Pictures stay out; everything else in the records below is copied exactly.

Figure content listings

..............................

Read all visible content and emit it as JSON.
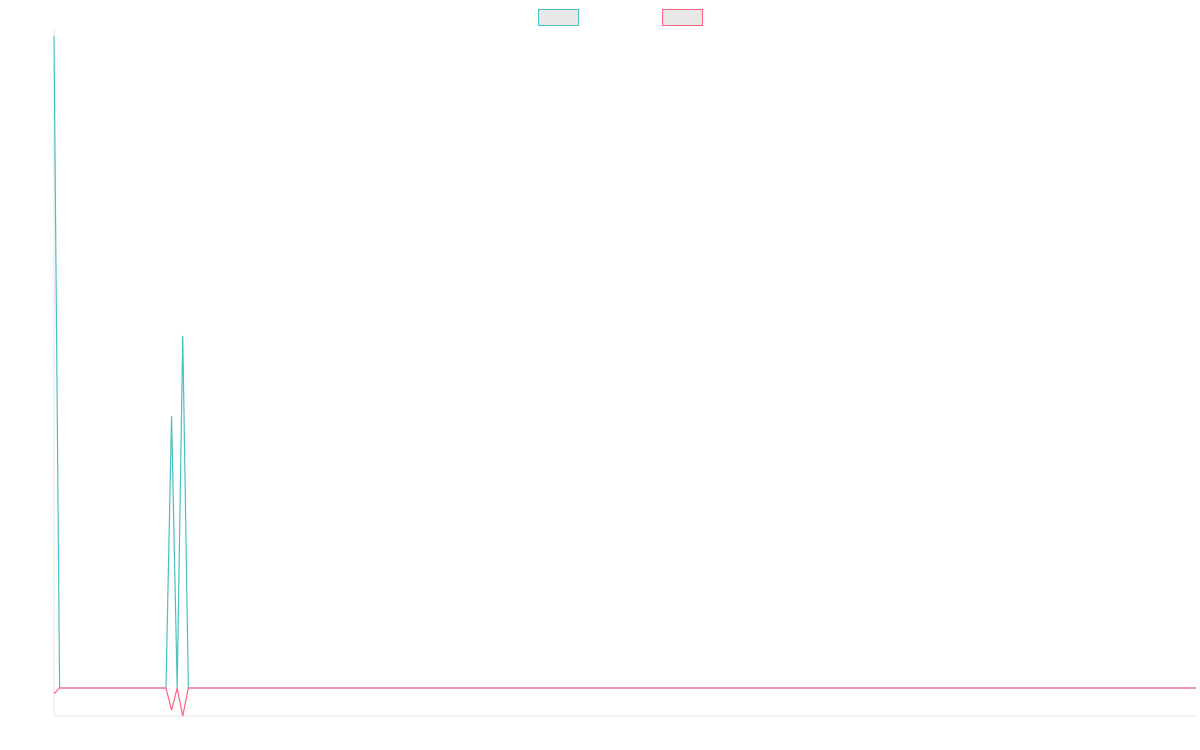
{
  "chart_data": {
    "type": "line",
    "x": [
      0,
      1,
      20,
      21,
      22,
      23,
      24,
      204
    ],
    "xlim": [
      0,
      204
    ],
    "ylim": [
      -4.3,
      100
    ],
    "legend": "top",
    "series": [
      {
        "color": "#4bc0c0",
        "values": [
          100,
          0,
          0,
          41.7,
          0,
          54,
          0,
          0
        ]
      },
      {
        "color": "#ff6384",
        "values": [
          -0.9,
          0,
          0,
          -3.4,
          0,
          -4.3,
          0,
          0
        ]
      }
    ]
  }
}
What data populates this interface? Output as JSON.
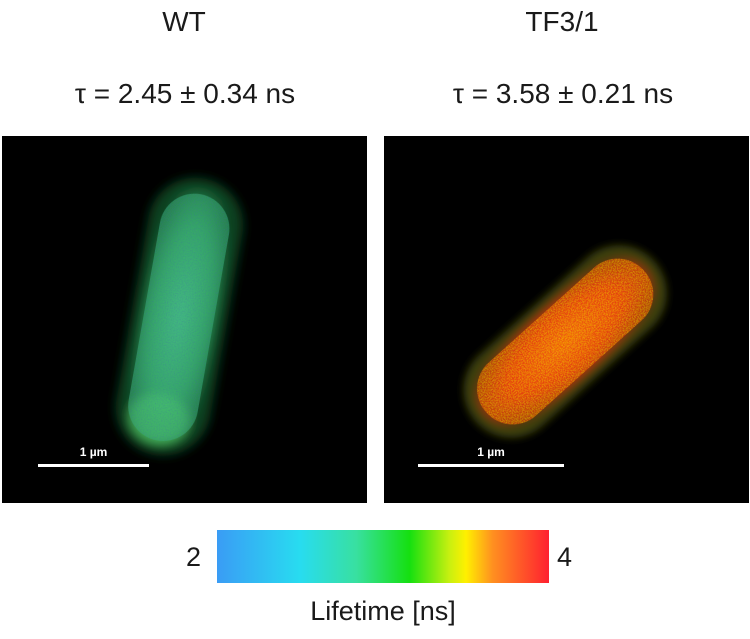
{
  "panels": [
    {
      "title": "WT",
      "lifetime": "τ = 2.45 ± 0.34 ns",
      "scalebar": "1 µm"
    },
    {
      "title": "TF3/1",
      "lifetime": "τ = 3.58 ± 0.21 ns",
      "scalebar": "1 µm"
    }
  ],
  "colorbar": {
    "min": "2",
    "max": "4",
    "label": "Lifetime [ns]",
    "colors": [
      "#3a9cf5",
      "#28dcf0",
      "#15e010",
      "#fff000",
      "#ff2030"
    ]
  }
}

..............................

SOLUTION FOR THIS EXERCISE
Read all visible content and emit it as JSON.
{
  "chart_data": {
    "type": "line",
    "x": [
      0,
      1,
      20,
      21,
      22,
      23,
      24,
      204
    ],
    "xlim": [
      0,
      204
    ],
    "ylim": [
      -4.3,
      100
    ],
    "legend": "top",
    "series": [
      {
        "color": "#4bc0c0",
        "values": [
          100,
          0,
          0,
          41.7,
          0,
          54,
          0,
          0
        ]
      },
      {
        "color": "#ff6384",
        "values": [
          -0.9,
          0,
          0,
          -3.4,
          0,
          -4.3,
          0,
          0
        ]
      }
    ]
  }
}
What data populates this interface? Output as JSON.
{
  "panels": [
    {
      "title": "WT",
      "lifetime": "τ = 2.45 ± 0.34 ns",
      "scalebar": "1 µm"
    },
    {
      "title": "TF3/1",
      "lifetime": "τ = 3.58 ± 0.21 ns",
      "scalebar": "1 µm"
    }
  ],
  "colorbar": {
    "min": "2",
    "max": "4",
    "label": "Lifetime [ns]",
    "colors": [
      "#3a9cf5",
      "#28dcf0",
      "#15e010",
      "#fff000",
      "#ff2030"
    ]
  }
}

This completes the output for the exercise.